_WHAT TO PRODUCE_
Below is a set of records; restate each one word for word.

_DATA SUPPLIED_
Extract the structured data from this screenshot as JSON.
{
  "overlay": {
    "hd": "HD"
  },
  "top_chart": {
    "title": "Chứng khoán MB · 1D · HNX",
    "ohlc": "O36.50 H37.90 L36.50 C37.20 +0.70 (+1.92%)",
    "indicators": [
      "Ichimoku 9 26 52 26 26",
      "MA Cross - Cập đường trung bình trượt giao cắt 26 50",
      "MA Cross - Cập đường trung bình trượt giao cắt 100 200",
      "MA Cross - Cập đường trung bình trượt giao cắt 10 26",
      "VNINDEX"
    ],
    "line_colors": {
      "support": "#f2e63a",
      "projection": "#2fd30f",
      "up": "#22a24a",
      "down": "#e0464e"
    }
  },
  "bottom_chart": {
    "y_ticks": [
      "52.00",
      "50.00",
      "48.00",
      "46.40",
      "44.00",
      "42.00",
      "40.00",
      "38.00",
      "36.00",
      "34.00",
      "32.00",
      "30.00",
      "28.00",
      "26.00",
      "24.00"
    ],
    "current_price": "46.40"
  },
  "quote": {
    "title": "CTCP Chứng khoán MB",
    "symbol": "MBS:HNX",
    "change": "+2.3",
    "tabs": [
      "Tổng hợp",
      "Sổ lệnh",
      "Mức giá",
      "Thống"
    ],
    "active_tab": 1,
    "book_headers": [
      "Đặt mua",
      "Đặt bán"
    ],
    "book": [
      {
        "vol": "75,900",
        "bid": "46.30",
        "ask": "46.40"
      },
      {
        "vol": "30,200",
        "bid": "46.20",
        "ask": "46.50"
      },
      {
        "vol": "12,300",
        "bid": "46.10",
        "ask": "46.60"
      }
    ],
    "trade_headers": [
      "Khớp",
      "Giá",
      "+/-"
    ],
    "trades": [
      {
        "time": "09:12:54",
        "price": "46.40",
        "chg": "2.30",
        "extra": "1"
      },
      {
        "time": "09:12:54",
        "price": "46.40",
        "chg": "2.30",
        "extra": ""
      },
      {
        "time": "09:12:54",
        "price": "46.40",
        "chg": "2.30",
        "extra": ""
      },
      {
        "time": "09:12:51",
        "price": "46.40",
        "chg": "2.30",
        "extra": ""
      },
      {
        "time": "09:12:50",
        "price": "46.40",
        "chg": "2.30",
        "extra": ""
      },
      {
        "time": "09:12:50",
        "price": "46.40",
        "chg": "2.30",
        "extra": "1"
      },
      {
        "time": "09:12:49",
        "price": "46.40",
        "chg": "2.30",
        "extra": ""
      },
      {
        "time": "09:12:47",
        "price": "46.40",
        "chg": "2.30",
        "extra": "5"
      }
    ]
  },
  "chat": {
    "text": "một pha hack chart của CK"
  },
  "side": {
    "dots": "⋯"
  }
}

_FINAL ANSWER_
Extract the structured data from this screenshot as JSON.
{
  "overlay": {
    "hd": "HD"
  },
  "top_chart": {
    "title": "Chứng khoán MB · 1D · HNX",
    "ohlc": "O36.50 H37.90 L36.50 C37.20 +0.70 (+1.92%)",
    "indicators": [
      "Ichimoku 9 26 52 26 26",
      "MA Cross - Cập đường trung bình trượt giao cắt 26 50",
      "MA Cross - Cập đường trung bình trượt giao cắt 100 200",
      "MA Cross - Cập đường trung bình trượt giao cắt 10 26",
      "VNINDEX"
    ],
    "line_colors": {
      "support": "#f2e63a",
      "projection": "#2fd30f",
      "up": "#22a24a",
      "down": "#e0464e"
    }
  },
  "bottom_chart": {
    "y_ticks": [
      "52.00",
      "50.00",
      "48.00",
      "46.40",
      "44.00",
      "42.00",
      "40.00",
      "38.00",
      "36.00",
      "34.00",
      "32.00",
      "30.00",
      "28.00",
      "26.00",
      "24.00"
    ],
    "current_price": "46.40"
  },
  "quote": {
    "title": "CTCP Chứng khoán MB",
    "symbol": "MBS:HNX",
    "change": "+2.3",
    "tabs": [
      "Tổng hợp",
      "Sổ lệnh",
      "Mức giá",
      "Thống"
    ],
    "active_tab": 1,
    "book_headers": [
      "Đặt mua",
      "Đặt bán"
    ],
    "book": [
      {
        "vol": "75,900",
        "bid": "46.30",
        "ask": "46.40"
      },
      {
        "vol": "30,200",
        "bid": "46.20",
        "ask": "46.50"
      },
      {
        "vol": "12,300",
        "bid": "46.10",
        "ask": "46.60"
      }
    ],
    "trade_headers": [
      "Khớp",
      "Giá",
      "+/-"
    ],
    "trades": [
      {
        "time": "09:12:54",
        "price": "46.40",
        "chg": "2.30",
        "extra": "1"
      },
      {
        "time": "09:12:54",
        "price": "46.40",
        "chg": "2.30",
        "extra": ""
      },
      {
        "time": "09:12:54",
        "price": "46.40",
        "chg": "2.30",
        "extra": ""
      },
      {
        "time": "09:12:51",
        "price": "46.40",
        "chg": "2.30",
        "extra": ""
      },
      {
        "time": "09:12:50",
        "price": "46.40",
        "chg": "2.30",
        "extra": ""
      },
      {
        "time": "09:12:50",
        "price": "46.40",
        "chg": "2.30",
        "extra": "1"
      },
      {
        "time": "09:12:49",
        "price": "46.40",
        "chg": "2.30",
        "extra": ""
      },
      {
        "time": "09:12:47",
        "price": "46.40",
        "chg": "2.30",
        "extra": "5"
      }
    ]
  },
  "chat": {
    "text": "một pha hack chart của CK"
  },
  "side": {
    "dots": "⋯"
  }
}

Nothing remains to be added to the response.